Data supplied
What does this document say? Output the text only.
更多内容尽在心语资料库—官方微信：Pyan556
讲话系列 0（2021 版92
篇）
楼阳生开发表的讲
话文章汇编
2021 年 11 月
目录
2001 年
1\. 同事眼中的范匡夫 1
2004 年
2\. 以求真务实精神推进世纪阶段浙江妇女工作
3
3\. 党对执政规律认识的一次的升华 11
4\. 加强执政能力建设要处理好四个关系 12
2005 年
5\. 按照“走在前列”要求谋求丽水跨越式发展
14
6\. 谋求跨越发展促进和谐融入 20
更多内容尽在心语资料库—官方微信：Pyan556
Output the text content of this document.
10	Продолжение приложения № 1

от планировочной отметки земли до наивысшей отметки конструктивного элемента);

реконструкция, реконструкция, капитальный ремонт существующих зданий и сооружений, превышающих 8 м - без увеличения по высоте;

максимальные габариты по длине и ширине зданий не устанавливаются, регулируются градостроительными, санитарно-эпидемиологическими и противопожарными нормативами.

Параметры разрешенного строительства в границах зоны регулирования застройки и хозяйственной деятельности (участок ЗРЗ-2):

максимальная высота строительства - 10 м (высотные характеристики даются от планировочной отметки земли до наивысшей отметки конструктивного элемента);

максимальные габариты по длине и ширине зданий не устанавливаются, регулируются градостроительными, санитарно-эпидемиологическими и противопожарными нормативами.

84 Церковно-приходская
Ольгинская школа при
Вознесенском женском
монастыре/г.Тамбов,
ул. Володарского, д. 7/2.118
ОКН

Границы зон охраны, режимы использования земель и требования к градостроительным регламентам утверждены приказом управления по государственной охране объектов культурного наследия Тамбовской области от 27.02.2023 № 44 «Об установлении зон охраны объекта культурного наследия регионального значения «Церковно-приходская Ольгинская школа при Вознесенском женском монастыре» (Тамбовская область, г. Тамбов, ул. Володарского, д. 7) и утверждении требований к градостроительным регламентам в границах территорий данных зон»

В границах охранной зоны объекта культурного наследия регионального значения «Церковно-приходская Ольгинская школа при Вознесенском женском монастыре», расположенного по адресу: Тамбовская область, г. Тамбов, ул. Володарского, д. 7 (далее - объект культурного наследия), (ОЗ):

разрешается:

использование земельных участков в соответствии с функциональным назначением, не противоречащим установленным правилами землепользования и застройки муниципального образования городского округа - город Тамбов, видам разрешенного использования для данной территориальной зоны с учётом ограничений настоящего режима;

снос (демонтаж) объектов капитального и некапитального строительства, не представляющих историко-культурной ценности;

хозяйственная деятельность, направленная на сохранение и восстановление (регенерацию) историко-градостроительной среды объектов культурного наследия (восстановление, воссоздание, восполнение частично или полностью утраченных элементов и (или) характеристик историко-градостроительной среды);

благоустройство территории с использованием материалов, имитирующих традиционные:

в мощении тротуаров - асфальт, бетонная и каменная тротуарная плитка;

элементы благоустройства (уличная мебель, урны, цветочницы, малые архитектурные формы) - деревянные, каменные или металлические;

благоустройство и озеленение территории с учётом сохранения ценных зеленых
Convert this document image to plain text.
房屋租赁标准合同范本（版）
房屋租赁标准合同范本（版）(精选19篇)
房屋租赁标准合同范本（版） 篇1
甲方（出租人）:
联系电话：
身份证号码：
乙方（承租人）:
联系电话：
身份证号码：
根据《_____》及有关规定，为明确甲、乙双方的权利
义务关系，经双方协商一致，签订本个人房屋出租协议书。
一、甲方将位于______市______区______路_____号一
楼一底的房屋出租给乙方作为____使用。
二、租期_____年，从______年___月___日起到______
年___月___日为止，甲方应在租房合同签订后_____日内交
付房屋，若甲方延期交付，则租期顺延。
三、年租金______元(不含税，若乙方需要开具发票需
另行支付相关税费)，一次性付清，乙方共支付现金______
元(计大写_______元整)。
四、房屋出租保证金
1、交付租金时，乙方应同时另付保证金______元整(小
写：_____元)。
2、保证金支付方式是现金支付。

Directions
Output the listing above exactly as it appears.

Solution below
What does this document say? Output the text only.
更多内容尽在心语资料库—官方微信：Pyan556
讲话系列 0（2021 版92
篇）
楼阳生开发表的讲
话文章汇编
2021 年 11 月
目录
2001 年
1\. 同事眼中的范匡夫 1
2004 年
2\. 以求真务实精神推进世纪阶段浙江妇女工作
3
3\. 党对执政规律认识的一次的升华 11
4\. 加强执政能力建设要处理好四个关系 12
2005 年
5\. 按照“走在前列”要求谋求丽水跨越式发展
14
6\. 谋求跨越发展促进和谐融入 20
更多内容尽在心语资料库—官方微信：Pyan556
Output the text content of this document.
10	Продолжение приложения № 1

от планировочной отметки земли до наивысшей отметки конструктивного элемента);

реконструкция, реконструкция, капитальный ремонт существующих зданий и сооружений, превышающих 8 м - без увеличения по высоте;

максимальные габариты по длине и ширине зданий не устанавливаются, регулируются градостроительными, санитарно-эпидемиологическими и противопожарными нормативами.

Параметры разрешенного строительства в границах зоны регулирования застройки и хозяйственной деятельности (участок ЗРЗ-2):

максимальная высота строительства - 10 м (высотные характеристики даются от планировочной отметки земли до наивысшей отметки конструктивного элемента);

максимальные габариты по длине и ширине зданий не устанавливаются, регулируются градостроительными, санитарно-эпидемиологическими и противопожарными нормативами.

84 Церковно-приходская
Ольгинская школа при
Вознесенском женском
монастыре/г.Тамбов,
ул. Володарского, д. 7/2.118
ОКН

Границы зон охраны, режимы использования земель и требования к градостроительным регламентам утверждены приказом управления по государственной охране объектов культурного наследия Тамбовской области от 27.02.2023 № 44 «Об установлении зон охраны объекта культурного наследия регионального значения «Церковно-приходская Ольгинская школа при Вознесенском женском монастыре» (Тамбовская область, г. Тамбов, ул. Володарского, д. 7) и утверждении требований к градостроительным регламентам в границах территорий данных зон»

В границах охранной зоны объекта культурного наследия регионального значения «Церковно-приходская Ольгинская школа при Вознесенском женском монастыре», расположенного по адресу: Тамбовская область, г. Тамбов, ул. Володарского, д. 7 (далее - объект культурного наследия), (ОЗ):

разрешается:

использование земельных участков в соответствии с функциональным назначением, не противоречащим установленным правилами землепользования и застройки муниципального образования городского округа - город Тамбов, видам разрешенного использования для данной территориальной зоны с учётом ограничений настоящего режима;

снос (демонтаж) объектов капитального и некапитального строительства, не представляющих историко-культурной ценности;

хозяйственная деятельность, направленная на сохранение и восстановление (регенерацию) историко-градостроительной среды объектов культурного наследия (восстановление, воссоздание, восполнение частично или полностью утраченных элементов и (или) характеристик историко-градостроительной среды);

благоустройство территории с использованием материалов, имитирующих традиционные:

в мощении тротуаров - асфальт, бетонная и каменная тротуарная плитка;

элементы благоустройства (уличная мебель, урны, цветочницы, малые архитектурные формы) - деревянные, каменные или металлические;

благоустройство и озеленение территории с учётом сохранения ценных зеленых
Convert this document image to plain text.
房屋租赁标准合同范本（版）
房屋租赁标准合同范本（版）(精选19篇)
房屋租赁标准合同范本（版） 篇1
甲方（出租人）:
联系电话：
身份证号码：
乙方（承租人）:
联系电话：
身份证号码：
根据《_____》及有关规定，为明确甲、乙双方的权利
义务关系，经双方协商一致，签订本个人房屋出租协议书。
一、甲方将位于______市______区______路_____号一
楼一底的房屋出租给乙方作为____使用。
二、租期_____年，从______年___月___日起到______
年___月___日为止，甲方应在租房合同签订后_____日内交
付房屋，若甲方延期交付，则租期顺延。
三、年租金______元(不含税，若乙方需要开具发票需
另行支付相关税费)，一次性付清，乙方共支付现金______
元(计大写_______元整)。
四、房屋出租保证金
1、交付租金时，乙方应同时另付保证金______元整(小
写：_____元)。
2、保证金支付方式是现金支付。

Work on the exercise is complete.